>> BEGIN SOURCE DATA

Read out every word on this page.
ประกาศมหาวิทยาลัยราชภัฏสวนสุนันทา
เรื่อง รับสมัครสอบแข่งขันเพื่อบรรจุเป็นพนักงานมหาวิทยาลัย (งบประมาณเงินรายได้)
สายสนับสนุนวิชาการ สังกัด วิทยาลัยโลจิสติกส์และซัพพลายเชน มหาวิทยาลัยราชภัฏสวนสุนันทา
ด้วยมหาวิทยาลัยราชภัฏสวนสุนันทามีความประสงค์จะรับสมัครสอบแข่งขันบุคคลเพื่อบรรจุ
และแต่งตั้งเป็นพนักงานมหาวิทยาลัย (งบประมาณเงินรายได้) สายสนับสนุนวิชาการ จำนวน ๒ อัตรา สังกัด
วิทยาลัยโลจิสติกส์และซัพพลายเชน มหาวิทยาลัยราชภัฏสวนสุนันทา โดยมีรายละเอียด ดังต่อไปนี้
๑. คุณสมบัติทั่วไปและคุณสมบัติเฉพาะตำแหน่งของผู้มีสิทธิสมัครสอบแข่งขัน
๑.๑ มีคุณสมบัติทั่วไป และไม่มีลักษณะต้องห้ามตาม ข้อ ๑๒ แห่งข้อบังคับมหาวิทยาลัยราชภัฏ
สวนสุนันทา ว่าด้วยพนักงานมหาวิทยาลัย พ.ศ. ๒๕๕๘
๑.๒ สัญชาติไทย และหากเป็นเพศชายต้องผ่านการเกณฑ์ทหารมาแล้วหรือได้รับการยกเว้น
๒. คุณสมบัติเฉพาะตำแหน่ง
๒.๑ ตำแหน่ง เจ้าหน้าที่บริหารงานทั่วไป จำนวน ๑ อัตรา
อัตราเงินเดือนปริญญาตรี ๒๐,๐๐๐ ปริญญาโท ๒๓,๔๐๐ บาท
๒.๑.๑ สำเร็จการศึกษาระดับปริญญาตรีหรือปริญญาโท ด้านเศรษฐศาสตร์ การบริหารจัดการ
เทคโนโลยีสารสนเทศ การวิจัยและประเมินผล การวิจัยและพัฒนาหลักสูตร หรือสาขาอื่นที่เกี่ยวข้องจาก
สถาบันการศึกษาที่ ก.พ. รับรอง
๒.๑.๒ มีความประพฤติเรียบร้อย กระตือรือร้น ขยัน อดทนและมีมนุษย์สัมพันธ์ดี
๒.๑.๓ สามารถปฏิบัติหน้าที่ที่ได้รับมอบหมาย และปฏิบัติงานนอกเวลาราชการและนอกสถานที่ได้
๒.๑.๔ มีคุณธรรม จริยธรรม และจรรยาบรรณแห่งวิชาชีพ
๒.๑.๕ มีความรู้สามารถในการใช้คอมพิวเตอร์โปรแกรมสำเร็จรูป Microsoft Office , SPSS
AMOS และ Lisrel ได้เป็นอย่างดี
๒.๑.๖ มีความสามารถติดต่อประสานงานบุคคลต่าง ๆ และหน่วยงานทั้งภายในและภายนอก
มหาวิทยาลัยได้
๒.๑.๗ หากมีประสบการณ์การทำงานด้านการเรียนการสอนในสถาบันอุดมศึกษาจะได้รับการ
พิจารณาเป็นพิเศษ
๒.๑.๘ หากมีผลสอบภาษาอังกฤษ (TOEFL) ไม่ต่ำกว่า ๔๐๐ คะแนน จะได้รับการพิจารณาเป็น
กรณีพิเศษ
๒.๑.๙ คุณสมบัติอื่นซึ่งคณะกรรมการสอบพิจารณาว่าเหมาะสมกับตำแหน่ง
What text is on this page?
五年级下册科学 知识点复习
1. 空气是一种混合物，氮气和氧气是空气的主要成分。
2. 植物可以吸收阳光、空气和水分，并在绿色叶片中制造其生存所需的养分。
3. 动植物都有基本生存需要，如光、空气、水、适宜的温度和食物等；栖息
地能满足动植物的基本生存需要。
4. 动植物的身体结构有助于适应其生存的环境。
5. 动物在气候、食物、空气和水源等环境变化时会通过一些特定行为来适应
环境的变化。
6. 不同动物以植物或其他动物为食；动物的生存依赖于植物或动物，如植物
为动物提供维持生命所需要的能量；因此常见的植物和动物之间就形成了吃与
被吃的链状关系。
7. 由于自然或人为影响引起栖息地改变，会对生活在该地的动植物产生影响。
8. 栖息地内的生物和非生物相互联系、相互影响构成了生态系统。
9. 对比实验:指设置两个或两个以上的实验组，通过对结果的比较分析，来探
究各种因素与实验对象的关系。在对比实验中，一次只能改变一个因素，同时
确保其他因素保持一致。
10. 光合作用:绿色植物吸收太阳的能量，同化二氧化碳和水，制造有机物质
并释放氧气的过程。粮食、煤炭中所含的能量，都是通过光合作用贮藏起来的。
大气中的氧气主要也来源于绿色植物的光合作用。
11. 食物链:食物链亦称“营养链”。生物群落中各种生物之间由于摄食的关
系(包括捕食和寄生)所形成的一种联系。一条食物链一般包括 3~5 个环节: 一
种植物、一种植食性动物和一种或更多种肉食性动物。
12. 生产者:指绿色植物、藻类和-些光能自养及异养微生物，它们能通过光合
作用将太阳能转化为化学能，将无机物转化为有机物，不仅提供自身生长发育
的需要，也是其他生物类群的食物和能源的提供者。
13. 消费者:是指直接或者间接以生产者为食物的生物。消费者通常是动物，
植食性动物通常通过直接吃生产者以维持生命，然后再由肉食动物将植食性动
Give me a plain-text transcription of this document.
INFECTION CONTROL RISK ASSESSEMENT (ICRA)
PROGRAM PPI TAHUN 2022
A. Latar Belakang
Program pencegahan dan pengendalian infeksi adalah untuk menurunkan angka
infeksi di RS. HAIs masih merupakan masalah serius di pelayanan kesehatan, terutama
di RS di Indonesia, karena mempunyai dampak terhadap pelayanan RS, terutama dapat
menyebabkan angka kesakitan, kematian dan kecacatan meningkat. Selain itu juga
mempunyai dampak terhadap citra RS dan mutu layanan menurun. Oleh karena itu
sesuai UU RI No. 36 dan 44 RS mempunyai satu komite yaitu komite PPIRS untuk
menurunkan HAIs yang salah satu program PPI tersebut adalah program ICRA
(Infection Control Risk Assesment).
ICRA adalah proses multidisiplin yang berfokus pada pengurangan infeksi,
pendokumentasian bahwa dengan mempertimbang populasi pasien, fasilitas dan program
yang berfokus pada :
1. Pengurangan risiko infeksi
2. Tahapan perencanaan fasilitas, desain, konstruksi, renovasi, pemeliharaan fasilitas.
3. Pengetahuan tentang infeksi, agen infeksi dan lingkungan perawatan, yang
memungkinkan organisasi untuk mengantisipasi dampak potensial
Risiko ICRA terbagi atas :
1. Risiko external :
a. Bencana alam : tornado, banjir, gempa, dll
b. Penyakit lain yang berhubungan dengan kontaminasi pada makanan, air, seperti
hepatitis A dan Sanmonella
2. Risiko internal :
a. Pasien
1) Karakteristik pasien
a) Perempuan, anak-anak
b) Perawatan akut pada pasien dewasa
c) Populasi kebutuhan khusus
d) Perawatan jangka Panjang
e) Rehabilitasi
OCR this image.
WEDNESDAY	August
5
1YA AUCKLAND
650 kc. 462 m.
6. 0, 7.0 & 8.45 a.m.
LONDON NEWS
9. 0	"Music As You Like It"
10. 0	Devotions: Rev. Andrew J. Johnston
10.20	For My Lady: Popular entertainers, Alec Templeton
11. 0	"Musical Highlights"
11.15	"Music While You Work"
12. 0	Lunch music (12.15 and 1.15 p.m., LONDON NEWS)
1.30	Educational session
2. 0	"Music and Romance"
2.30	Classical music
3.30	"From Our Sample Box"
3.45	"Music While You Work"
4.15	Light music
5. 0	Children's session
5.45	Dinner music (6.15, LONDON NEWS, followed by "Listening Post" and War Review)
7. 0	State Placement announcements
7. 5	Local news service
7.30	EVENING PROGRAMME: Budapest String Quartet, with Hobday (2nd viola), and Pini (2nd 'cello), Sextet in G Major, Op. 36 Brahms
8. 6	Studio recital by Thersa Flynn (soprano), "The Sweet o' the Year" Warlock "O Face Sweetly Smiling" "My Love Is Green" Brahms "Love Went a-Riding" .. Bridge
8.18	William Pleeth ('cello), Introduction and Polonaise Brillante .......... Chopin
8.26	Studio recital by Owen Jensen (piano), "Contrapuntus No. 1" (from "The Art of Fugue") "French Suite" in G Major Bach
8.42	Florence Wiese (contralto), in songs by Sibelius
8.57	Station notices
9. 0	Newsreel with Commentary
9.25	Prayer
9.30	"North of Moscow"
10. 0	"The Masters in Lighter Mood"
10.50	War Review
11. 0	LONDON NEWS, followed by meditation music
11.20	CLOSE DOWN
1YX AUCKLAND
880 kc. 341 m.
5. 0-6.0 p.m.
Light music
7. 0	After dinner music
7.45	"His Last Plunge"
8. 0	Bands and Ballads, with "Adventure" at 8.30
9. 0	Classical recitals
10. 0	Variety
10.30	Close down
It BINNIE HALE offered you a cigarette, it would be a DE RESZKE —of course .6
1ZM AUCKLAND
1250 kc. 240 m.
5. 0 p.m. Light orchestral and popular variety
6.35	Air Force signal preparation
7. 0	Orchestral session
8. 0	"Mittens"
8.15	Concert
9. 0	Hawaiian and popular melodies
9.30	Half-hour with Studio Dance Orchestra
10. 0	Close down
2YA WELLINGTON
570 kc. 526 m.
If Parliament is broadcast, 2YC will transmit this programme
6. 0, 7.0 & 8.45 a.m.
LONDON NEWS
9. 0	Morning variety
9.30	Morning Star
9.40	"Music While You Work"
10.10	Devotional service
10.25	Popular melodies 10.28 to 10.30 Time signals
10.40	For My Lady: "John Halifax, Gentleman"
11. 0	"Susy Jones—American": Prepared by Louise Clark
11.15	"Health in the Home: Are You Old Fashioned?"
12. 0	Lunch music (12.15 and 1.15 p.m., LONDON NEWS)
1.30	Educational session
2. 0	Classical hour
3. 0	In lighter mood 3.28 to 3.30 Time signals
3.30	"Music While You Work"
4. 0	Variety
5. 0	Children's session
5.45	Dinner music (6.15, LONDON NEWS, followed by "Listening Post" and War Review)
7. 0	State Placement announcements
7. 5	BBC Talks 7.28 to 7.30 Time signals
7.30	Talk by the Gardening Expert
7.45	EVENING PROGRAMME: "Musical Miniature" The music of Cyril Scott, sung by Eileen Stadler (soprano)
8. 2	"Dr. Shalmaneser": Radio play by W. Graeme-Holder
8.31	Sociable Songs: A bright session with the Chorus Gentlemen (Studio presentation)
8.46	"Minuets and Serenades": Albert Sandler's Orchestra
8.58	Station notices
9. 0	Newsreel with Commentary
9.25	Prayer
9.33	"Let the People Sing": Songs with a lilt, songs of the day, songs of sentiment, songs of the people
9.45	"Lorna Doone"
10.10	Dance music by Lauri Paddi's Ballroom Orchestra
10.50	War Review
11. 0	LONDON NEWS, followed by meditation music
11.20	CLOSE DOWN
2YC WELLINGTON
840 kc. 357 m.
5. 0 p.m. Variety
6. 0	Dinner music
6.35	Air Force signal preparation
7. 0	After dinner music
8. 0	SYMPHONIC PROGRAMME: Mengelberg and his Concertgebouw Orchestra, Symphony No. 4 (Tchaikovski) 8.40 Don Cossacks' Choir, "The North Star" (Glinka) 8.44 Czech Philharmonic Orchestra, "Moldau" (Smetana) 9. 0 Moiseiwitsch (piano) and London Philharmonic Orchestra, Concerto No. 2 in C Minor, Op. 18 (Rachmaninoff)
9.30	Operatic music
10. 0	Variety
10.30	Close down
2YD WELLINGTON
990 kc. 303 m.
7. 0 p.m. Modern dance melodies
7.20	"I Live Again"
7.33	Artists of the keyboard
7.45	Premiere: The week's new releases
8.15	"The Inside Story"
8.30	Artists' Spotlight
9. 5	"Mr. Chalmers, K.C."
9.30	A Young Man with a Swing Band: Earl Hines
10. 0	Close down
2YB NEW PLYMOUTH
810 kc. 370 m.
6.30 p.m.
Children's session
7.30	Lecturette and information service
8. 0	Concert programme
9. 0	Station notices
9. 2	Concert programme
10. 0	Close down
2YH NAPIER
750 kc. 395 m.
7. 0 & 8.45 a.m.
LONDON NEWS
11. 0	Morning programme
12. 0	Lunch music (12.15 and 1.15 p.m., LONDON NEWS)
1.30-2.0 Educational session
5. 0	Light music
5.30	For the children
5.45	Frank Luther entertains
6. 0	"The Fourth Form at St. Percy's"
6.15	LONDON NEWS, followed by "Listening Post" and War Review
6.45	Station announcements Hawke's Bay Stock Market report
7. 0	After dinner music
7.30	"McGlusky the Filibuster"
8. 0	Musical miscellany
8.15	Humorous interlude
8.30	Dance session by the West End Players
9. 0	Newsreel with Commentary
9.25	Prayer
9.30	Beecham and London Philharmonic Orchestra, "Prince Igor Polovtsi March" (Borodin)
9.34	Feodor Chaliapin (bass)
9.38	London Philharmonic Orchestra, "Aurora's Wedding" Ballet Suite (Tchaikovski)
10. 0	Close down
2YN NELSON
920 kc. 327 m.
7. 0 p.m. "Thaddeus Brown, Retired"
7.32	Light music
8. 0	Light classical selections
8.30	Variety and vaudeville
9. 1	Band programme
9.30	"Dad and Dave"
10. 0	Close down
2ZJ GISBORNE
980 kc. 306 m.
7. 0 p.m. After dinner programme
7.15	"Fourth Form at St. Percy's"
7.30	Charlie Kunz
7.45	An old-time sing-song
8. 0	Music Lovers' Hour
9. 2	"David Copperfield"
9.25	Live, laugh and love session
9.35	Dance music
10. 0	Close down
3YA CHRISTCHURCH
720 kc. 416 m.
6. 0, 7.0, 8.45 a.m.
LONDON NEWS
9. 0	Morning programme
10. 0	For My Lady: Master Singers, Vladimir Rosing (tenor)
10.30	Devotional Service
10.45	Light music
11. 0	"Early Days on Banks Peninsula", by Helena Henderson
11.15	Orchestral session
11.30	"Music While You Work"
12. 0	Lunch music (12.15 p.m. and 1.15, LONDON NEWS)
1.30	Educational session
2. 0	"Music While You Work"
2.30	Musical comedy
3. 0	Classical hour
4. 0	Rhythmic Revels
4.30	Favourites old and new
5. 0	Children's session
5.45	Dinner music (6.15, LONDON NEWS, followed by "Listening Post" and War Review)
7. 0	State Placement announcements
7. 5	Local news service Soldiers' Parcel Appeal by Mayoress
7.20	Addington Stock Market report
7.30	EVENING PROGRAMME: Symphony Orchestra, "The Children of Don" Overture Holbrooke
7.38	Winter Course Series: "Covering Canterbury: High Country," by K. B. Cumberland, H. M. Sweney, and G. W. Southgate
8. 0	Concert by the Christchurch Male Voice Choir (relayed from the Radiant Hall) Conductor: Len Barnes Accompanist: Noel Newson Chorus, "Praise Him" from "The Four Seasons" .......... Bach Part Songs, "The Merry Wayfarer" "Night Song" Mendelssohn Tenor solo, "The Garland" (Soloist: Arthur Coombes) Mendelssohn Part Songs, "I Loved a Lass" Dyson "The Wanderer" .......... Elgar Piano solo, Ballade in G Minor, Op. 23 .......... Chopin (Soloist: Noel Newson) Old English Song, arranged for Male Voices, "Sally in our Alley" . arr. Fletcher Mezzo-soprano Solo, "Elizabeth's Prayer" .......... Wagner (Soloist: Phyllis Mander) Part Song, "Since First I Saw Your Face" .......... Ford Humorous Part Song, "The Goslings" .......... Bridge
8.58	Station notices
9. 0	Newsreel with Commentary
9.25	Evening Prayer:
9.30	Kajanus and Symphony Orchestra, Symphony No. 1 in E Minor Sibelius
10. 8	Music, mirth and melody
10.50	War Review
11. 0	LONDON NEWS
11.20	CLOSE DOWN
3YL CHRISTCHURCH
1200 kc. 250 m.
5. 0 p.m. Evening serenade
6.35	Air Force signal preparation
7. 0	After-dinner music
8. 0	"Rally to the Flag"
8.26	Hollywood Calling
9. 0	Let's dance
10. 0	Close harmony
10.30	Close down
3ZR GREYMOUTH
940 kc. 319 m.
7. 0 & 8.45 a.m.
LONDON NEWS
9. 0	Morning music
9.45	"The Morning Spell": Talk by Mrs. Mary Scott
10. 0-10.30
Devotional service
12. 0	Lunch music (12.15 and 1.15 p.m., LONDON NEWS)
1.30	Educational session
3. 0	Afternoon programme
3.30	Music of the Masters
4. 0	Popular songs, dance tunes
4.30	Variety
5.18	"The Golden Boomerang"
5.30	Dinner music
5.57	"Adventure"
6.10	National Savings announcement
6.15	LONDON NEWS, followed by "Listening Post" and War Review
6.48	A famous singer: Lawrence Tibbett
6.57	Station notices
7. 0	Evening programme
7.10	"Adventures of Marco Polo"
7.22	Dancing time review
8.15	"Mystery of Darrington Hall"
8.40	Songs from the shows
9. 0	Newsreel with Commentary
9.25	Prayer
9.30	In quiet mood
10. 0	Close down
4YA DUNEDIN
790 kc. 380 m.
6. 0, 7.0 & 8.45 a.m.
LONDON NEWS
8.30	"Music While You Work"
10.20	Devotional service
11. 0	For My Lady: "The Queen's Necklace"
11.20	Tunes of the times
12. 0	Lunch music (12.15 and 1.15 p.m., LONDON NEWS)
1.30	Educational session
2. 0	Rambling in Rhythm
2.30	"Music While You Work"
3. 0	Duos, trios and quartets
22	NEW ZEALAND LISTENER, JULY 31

>> END SOURCE DATA

SET TASK:
Looking at the material above, count the lines containing the string "satu" and reply with the count alone.

SOLUTION:
2